▸ BRIEF: Go through the entries below and collect each line with the string "Epithelial" in it.

+++ INPUT FOR THIS TASK +++

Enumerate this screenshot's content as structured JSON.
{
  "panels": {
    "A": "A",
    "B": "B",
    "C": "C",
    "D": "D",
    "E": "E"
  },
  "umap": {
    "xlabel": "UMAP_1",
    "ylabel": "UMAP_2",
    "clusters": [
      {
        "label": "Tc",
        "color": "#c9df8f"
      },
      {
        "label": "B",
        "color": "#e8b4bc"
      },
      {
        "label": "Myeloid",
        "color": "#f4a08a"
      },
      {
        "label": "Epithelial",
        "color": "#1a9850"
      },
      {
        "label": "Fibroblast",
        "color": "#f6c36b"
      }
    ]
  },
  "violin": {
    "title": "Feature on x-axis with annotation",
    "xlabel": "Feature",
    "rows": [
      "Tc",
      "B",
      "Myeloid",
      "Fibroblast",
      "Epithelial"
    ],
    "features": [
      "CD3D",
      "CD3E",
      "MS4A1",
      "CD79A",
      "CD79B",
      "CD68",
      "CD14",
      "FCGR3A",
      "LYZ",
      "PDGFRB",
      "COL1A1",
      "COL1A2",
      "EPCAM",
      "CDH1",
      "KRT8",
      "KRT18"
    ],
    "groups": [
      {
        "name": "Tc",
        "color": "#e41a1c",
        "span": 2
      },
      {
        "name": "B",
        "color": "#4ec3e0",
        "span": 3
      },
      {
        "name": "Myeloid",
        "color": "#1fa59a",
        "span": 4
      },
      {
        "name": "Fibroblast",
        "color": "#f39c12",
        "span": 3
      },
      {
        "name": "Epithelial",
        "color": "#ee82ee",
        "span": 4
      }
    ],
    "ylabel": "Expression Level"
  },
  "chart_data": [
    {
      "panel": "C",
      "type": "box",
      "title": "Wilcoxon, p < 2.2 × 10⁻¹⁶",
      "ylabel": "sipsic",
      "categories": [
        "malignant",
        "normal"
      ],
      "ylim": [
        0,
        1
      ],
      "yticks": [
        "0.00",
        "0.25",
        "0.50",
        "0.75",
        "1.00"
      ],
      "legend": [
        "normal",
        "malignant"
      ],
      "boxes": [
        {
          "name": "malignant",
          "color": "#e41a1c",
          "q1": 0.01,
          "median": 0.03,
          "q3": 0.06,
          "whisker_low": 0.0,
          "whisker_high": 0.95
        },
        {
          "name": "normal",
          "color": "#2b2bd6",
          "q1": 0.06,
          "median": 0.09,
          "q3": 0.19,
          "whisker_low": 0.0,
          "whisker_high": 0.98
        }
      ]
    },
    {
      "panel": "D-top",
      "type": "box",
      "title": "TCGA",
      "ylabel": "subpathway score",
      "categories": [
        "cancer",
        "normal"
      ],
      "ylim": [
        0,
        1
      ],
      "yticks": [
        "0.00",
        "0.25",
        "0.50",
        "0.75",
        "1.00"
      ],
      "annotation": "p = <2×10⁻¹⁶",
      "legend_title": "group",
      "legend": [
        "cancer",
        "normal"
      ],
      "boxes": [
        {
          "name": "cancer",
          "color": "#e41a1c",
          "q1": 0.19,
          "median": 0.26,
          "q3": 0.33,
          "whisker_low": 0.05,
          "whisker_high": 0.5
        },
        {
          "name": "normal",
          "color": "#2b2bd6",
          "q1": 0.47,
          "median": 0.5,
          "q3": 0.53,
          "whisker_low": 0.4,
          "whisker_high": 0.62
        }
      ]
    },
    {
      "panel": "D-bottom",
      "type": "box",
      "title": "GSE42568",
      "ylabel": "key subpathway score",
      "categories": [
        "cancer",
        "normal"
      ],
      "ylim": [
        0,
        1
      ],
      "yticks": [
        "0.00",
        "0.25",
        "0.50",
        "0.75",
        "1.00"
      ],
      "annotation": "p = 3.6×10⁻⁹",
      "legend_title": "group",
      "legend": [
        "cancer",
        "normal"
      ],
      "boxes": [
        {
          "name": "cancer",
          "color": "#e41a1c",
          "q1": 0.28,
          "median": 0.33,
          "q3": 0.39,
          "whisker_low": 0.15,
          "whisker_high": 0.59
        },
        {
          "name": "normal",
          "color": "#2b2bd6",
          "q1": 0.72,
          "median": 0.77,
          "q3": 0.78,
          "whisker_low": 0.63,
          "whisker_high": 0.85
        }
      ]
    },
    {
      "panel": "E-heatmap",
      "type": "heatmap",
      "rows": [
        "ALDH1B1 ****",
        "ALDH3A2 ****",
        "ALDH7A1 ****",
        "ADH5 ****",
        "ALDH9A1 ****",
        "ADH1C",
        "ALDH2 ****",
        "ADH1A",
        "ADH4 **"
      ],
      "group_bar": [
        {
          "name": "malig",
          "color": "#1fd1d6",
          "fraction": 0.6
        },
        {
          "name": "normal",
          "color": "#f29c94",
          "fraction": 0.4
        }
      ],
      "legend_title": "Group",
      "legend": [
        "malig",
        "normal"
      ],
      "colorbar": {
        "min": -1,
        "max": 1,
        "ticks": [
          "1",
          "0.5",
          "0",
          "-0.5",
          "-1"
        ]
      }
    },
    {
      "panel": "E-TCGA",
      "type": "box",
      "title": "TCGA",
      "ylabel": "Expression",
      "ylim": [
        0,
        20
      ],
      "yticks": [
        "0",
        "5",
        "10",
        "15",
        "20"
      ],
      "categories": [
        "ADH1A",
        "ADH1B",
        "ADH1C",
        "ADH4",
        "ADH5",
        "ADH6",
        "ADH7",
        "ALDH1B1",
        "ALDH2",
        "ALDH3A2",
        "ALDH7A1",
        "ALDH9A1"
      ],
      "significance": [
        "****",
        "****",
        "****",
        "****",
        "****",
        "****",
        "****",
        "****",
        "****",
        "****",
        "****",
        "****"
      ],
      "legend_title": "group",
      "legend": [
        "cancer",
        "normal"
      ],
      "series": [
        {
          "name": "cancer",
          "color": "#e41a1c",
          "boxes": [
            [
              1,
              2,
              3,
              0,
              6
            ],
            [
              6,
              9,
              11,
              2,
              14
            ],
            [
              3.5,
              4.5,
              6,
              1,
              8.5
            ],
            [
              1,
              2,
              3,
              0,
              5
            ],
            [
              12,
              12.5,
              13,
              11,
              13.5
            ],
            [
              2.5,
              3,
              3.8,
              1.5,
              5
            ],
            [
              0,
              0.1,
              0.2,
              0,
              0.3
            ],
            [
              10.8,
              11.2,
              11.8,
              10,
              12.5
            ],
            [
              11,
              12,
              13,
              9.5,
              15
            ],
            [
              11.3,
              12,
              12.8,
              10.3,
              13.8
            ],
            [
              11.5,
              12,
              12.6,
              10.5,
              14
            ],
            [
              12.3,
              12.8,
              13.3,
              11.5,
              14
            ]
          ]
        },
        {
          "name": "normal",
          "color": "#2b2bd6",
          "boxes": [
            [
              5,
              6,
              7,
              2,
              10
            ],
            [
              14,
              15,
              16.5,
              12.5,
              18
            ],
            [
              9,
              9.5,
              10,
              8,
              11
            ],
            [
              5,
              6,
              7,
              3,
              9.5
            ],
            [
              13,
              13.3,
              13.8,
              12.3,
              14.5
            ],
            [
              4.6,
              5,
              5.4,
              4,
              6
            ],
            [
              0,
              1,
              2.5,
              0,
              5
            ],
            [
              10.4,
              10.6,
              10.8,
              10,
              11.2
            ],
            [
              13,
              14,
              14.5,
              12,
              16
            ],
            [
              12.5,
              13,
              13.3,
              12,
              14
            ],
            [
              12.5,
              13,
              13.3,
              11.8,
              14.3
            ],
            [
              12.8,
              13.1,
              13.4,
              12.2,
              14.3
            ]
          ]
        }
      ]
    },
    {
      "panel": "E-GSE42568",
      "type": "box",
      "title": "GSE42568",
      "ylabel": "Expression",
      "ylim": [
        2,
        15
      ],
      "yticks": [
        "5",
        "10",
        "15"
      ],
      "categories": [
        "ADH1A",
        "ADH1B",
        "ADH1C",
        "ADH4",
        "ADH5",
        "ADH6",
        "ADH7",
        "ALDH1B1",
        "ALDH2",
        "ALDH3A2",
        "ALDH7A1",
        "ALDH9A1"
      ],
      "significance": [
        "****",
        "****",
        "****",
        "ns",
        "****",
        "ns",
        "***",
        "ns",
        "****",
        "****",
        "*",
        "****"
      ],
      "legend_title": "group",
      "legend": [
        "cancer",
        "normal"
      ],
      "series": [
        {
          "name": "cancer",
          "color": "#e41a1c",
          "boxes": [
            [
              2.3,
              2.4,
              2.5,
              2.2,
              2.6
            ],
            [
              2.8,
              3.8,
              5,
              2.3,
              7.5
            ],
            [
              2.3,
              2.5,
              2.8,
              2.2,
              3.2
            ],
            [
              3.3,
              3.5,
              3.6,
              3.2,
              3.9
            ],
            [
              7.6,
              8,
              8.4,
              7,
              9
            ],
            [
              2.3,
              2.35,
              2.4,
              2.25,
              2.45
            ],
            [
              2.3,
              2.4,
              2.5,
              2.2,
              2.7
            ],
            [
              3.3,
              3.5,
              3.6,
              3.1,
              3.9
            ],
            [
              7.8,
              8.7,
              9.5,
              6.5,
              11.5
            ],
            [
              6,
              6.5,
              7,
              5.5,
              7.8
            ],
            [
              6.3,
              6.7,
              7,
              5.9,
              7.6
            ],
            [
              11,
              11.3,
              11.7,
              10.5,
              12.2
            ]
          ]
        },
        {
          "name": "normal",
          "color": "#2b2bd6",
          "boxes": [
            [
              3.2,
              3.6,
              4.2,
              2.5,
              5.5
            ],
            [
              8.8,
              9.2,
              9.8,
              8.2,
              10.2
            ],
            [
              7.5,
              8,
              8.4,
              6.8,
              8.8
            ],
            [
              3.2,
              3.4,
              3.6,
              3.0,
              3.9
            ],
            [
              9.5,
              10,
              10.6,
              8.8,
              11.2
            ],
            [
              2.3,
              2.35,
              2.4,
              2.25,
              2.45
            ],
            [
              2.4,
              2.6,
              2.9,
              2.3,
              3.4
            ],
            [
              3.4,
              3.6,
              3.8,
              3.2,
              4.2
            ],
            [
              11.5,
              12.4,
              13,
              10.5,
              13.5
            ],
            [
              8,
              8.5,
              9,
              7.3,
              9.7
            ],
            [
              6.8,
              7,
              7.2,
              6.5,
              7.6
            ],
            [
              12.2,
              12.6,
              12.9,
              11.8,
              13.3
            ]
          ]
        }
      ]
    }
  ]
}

+++

▸ SOLUTION:
        "label": "Epithelial",
      "Epithelial"
        "name": "Epithelial",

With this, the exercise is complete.